━━━━━ INPUT DATA ━━━━━
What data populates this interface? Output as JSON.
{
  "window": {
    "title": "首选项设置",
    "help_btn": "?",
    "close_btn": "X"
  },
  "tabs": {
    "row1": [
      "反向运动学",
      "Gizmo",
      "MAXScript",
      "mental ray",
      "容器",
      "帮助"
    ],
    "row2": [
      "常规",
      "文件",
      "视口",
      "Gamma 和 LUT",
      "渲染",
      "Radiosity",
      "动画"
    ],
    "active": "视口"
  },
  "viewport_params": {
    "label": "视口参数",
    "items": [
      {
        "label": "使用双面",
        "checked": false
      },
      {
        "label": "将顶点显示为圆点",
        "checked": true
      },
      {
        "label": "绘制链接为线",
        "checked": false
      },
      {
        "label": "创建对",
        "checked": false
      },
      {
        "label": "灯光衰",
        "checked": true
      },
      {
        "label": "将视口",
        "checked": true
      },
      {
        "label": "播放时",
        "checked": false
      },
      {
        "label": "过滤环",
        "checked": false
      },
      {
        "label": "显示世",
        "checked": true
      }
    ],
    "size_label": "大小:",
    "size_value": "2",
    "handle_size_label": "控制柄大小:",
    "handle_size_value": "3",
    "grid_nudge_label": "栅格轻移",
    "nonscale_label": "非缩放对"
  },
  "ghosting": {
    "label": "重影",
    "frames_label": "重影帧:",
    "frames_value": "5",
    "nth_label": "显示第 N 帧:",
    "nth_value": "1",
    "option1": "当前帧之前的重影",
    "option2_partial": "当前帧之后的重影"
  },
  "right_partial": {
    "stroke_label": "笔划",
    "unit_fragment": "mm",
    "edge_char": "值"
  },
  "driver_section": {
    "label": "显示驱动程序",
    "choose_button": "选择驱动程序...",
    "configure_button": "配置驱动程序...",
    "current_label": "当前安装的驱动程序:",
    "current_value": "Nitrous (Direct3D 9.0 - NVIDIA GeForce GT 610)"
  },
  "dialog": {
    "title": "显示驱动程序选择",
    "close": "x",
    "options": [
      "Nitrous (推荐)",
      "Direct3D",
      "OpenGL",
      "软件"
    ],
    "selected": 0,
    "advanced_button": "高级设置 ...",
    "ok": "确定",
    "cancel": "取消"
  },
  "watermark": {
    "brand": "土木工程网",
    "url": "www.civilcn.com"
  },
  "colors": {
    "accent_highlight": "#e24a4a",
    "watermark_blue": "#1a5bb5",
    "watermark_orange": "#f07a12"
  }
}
━━━━━
WRITTEN REQUEST: Give back the whole listing, word for word.

TASK SOLUTION:
What data populates this interface? Output as JSON.
{
  "window": {
    "title": "首选项设置",
    "help_btn": "?",
    "close_btn": "X"
  },
  "tabs": {
    "row1": [
      "反向运动学",
      "Gizmo",
      "MAXScript",
      "mental ray",
      "容器",
      "帮助"
    ],
    "row2": [
      "常规",
      "文件",
      "视口",
      "Gamma 和 LUT",
      "渲染",
      "Radiosity",
      "动画"
    ],
    "active": "视口"
  },
  "viewport_params": {
    "label": "视口参数",
    "items": [
      {
        "label": "使用双面",
        "checked": false
      },
      {
        "label": "将顶点显示为圆点",
        "checked": true
      },
      {
        "label": "绘制链接为线",
        "checked": false
      },
      {
        "label": "创建对",
        "checked": false
      },
      {
        "label": "灯光衰",
        "checked": true
      },
      {
        "label": "将视口",
        "checked": true
      },
      {
        "label": "播放时",
        "checked": false
      },
      {
        "label": "过滤环",
        "checked": false
      },
      {
        "label": "显示世",
        "checked": true
      }
    ],
    "size_label": "大小:",
    "size_value": "2",
    "handle_size_label": "控制柄大小:",
    "handle_size_value": "3",
    "grid_nudge_label": "栅格轻移",
    "nonscale_label": "非缩放对"
  },
  "ghosting": {
    "label": "重影",
    "frames_label": "重影帧:",
    "frames_value": "5",
    "nth_label": "显示第 N 帧:",
    "nth_value": "1",
    "option1": "当前帧之前的重影",
    "option2_partial": "当前帧之后的重影"
  },
  "right_partial": {
    "stroke_label": "笔划",
    "unit_fragment": "mm",
    "edge_char": "值"
  },
  "driver_section": {
    "label": "显示驱动程序",
    "choose_button": "选择驱动程序...",
    "configure_button": "配置驱动程序...",
    "current_label": "当前安装的驱动程序:",
    "current_value": "Nitrous (Direct3D 9.0 - NVIDIA GeForce GT 610)"
  },
  "dialog": {
    "title": "显示驱动程序选择",
    "close": "x",
    "options": [
      "Nitrous (推荐)",
      "Direct3D",
      "OpenGL",
      "软件"
    ],
    "selected": 0,
    "advanced_button": "高级设置 ...",
    "ok": "确定",
    "cancel": "取消"
  },
  "watermark": {
    "brand": "土木工程网",
    "url": "www.civilcn.com"
  },
  "colors": {
    "accent_highlight": "#e24a4a",
    "watermark_blue": "#1a5bb5",
    "watermark_orange": "#f07a12"
  }
}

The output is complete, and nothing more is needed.